PESCARA – L’ex sindaco di Farindola Massimiliano Giancaterino è stato aggredito in tribunale a Pescara, durante una pausa della seconda udienza preliminare sul disastro dell’Hotel Rigopiano. E’ successo nella mattinata di venerdì 27 settembre. Giancaterino, che è uno dei 25 imputati, sarebbe stato aggredito alle spalle, mentre prendeva un caffè al bar del tribunale, da Maria Perilli, madre di Stefano Feniello, una delle 29 vittime della tragedia.
L’udienza, a causa del legittimo impedimento dell’imputato, è stata rinviata. Il Gup Gianluca Sarandrea, intorno alle 10.30, aveva disposto una pausa, per consentire lo svolgimento di un altro procedimento in programma nella stessa aula. Pausa durante la quale è avvenuta l’aggressione.

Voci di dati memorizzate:
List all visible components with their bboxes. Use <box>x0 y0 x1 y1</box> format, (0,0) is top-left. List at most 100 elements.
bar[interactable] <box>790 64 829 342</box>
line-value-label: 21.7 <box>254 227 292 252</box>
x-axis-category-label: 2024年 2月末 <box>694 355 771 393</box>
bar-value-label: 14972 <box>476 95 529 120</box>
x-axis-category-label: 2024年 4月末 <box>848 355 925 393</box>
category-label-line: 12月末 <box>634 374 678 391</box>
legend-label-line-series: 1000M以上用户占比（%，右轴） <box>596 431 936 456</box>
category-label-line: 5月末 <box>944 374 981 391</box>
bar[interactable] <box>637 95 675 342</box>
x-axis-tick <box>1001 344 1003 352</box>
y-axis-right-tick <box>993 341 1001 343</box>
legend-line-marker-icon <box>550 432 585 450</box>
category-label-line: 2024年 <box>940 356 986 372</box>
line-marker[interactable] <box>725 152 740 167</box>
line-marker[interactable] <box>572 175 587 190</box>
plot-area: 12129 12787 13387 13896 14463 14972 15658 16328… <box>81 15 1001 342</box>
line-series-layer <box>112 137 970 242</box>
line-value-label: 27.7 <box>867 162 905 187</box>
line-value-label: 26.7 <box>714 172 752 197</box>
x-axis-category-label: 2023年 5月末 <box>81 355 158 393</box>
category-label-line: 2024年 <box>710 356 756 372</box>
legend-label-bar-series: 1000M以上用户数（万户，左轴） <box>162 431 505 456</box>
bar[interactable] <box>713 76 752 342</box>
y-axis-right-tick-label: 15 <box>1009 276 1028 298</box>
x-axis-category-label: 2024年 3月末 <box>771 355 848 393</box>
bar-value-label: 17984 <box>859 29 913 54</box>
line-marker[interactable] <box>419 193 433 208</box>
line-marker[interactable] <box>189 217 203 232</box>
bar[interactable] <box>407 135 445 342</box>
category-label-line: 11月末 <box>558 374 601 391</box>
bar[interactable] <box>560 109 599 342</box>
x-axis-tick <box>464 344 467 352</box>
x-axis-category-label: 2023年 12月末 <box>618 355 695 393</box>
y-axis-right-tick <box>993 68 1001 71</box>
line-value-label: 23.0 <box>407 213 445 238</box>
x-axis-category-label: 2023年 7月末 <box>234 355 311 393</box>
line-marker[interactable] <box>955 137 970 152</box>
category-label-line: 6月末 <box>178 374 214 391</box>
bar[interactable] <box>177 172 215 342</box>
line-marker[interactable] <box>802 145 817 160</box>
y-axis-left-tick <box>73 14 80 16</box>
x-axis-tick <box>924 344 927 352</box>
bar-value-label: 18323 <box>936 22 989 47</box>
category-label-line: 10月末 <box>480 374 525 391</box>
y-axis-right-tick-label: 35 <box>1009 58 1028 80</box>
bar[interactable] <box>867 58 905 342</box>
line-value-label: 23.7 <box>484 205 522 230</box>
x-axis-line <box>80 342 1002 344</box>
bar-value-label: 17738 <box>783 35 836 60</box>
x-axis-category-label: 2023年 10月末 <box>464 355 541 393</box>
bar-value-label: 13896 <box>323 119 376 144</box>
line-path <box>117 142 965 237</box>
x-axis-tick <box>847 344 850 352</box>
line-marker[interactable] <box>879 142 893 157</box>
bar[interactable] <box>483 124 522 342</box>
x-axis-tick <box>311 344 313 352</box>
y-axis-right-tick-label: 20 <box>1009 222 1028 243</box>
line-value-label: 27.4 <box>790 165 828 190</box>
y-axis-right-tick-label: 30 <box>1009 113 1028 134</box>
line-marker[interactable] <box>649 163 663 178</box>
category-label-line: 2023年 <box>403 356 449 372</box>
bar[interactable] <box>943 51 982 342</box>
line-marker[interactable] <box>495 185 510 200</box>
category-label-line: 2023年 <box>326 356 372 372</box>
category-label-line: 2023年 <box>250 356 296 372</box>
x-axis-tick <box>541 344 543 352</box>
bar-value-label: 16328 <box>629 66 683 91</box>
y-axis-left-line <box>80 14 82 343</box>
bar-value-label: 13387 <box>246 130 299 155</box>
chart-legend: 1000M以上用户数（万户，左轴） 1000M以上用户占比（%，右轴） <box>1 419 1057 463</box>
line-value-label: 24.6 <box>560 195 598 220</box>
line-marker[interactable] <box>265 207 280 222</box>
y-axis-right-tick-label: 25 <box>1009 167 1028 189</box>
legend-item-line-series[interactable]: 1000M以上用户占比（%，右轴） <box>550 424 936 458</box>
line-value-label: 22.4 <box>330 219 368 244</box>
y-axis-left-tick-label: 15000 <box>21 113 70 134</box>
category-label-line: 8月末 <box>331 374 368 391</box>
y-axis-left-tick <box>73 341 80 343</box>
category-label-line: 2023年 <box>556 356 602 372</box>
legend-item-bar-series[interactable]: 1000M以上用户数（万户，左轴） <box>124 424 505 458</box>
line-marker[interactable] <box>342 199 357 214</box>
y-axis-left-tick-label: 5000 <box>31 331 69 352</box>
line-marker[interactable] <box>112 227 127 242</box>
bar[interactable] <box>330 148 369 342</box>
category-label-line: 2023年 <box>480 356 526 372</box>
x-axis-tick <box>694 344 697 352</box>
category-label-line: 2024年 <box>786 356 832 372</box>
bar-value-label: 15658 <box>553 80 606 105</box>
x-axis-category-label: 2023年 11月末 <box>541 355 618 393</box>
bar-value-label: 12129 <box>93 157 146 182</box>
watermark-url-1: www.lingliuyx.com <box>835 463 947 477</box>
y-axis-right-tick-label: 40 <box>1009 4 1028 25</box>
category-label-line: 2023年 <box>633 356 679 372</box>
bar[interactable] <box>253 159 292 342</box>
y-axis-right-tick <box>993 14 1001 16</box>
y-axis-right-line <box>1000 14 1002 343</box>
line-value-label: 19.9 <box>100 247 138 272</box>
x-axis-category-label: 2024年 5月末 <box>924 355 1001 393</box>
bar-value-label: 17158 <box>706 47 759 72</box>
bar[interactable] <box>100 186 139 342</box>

> _Consegna_: Nel brano sull'aggressione in tribunale, riscrivi la parte che si apre con le parole "PESCARA – L’ex" e si chiude con "vittime della tragedia.", sostituendo "un caffè" con "un tè".

> _Risultato_:
PESCARA – L’ex sindaco di Farindola Massimiliano Giancaterino è stato aggredito in tribunale a Pescara, durante una pausa della seconda udienza preliminare sul disastro dell’Hotel Rigopiano. E’ successo nella mattinata di venerdì 27 settembre. Giancaterino, che è uno dei 25 imputati, sarebbe stato aggredito alle spalle, mentre prendeva un tè al bar del tribunale, da Maria Perilli, madre di Stefano Feniello, una delle 29 vittime della tragedia.